▶ **EXERCISE BRIEF**
Show each line of the data below that has the string "Подготовка" in it.

▶ **GIVEN INFORMATION**
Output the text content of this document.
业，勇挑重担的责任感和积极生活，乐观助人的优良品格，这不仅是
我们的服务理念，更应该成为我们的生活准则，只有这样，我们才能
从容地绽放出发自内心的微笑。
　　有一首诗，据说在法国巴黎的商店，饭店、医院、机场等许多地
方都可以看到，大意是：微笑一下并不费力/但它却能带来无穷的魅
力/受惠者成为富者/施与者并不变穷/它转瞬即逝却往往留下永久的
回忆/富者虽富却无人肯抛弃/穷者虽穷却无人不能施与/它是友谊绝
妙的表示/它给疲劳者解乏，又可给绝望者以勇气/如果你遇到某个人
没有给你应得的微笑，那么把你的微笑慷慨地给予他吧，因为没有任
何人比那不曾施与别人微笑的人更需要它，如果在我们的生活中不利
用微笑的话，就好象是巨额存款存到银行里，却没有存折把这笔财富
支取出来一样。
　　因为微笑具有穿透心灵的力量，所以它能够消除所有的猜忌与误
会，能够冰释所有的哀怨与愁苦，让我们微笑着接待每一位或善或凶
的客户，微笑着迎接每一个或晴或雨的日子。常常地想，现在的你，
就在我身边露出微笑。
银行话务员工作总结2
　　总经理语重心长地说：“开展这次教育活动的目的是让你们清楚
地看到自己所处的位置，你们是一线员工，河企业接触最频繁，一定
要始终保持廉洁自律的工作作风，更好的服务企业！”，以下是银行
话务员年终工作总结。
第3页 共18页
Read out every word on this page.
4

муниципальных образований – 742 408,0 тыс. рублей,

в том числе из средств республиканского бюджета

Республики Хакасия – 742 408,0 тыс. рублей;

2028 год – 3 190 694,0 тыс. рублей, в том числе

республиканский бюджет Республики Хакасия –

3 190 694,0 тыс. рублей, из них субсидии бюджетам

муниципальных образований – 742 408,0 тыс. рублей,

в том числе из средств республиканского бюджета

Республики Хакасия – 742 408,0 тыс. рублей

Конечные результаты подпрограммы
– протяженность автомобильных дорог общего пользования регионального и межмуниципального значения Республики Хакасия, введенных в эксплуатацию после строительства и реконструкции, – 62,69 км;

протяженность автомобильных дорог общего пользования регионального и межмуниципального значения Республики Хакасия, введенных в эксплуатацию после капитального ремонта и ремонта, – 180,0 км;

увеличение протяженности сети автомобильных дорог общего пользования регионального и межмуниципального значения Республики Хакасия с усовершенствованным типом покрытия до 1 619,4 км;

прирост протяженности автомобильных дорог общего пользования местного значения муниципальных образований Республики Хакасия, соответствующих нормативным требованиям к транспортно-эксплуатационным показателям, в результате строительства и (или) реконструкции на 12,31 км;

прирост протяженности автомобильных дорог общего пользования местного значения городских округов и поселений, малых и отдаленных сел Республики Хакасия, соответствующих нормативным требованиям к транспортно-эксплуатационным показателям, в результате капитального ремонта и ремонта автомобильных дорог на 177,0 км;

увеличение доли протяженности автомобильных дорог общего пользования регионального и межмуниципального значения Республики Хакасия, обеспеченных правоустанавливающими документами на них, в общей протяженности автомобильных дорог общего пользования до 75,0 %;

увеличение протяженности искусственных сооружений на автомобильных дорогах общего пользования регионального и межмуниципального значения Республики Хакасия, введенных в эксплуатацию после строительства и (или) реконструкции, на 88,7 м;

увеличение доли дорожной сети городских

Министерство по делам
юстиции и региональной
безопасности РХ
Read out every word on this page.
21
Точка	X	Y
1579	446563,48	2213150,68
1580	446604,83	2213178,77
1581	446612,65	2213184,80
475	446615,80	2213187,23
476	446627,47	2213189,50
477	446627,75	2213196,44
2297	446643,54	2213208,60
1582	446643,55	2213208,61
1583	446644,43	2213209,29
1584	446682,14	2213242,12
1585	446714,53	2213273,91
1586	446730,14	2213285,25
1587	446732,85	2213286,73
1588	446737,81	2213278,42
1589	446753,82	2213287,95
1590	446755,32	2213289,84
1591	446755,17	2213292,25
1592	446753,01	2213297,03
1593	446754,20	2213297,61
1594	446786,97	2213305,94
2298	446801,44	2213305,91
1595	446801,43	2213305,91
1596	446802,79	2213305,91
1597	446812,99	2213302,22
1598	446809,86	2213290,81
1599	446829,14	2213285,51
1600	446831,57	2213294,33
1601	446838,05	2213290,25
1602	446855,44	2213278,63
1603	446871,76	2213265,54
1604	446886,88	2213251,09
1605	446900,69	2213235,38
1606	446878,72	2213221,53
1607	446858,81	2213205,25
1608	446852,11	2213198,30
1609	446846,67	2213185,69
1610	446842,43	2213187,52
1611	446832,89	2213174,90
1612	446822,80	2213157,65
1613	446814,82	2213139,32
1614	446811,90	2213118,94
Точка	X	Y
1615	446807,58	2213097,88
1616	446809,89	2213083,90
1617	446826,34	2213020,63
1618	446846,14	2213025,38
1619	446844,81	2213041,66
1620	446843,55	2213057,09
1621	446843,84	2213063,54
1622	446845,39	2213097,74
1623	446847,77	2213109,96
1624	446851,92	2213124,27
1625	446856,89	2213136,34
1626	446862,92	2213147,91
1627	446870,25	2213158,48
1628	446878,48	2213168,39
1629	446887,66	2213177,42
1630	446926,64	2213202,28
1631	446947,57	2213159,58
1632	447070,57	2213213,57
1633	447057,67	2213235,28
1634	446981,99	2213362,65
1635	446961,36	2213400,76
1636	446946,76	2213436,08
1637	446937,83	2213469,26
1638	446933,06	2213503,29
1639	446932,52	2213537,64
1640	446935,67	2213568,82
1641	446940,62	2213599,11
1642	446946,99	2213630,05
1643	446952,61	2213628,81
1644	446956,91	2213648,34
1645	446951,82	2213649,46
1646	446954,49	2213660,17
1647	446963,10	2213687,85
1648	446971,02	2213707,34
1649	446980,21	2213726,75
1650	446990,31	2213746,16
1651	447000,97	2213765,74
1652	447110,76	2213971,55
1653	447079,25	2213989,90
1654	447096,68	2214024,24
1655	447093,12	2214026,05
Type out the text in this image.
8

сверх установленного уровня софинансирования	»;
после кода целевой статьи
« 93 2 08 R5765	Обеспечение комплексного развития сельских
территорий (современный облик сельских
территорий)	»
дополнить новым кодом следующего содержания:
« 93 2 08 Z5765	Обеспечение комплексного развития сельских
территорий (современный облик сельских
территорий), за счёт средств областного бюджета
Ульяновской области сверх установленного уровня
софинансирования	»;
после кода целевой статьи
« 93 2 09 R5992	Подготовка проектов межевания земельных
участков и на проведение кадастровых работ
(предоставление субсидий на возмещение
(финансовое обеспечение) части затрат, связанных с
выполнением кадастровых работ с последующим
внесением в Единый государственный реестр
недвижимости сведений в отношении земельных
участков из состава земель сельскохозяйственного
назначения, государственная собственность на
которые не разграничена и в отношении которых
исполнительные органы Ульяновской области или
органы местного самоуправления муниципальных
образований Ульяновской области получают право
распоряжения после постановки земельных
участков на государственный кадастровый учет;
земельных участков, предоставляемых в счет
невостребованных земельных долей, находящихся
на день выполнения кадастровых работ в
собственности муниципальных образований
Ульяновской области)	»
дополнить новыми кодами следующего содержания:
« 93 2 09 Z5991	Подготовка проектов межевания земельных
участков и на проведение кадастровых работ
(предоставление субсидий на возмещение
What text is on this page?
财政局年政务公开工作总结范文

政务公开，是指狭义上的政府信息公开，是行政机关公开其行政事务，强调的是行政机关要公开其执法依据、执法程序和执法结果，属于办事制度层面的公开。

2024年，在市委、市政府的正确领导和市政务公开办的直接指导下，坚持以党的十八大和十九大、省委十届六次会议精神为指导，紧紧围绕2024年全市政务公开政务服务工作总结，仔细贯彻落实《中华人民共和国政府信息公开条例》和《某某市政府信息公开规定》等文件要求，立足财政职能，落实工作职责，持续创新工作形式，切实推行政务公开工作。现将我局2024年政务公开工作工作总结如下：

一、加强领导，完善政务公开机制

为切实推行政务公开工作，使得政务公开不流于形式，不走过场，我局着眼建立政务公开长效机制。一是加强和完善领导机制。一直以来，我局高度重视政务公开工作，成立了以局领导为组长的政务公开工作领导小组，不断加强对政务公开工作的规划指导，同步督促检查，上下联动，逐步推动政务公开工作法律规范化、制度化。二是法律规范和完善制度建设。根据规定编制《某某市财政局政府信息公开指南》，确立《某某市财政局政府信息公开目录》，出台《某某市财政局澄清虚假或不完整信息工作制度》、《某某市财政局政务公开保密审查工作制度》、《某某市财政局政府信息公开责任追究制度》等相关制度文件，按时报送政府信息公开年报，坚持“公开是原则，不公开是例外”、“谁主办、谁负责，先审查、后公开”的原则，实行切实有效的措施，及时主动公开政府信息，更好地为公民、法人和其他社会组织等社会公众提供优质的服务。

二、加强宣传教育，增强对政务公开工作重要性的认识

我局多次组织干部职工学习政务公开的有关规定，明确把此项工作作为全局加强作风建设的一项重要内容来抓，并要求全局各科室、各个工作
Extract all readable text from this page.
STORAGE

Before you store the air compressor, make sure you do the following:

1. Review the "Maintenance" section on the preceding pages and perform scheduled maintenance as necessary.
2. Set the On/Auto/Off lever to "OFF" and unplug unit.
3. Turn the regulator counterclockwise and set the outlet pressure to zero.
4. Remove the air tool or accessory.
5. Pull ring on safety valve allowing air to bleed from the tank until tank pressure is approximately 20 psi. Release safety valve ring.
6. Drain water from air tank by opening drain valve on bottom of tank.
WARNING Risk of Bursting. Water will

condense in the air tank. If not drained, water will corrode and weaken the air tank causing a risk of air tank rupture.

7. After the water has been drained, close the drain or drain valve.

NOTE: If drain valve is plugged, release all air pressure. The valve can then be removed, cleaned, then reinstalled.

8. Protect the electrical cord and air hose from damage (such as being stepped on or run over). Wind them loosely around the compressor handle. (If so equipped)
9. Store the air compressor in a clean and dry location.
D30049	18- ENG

▶ **REPLY**
« 93 2 09 R5992	Подготовка проектов межевания земельных
« 93 2 09 Z5991	Подготовка проектов межевания земельных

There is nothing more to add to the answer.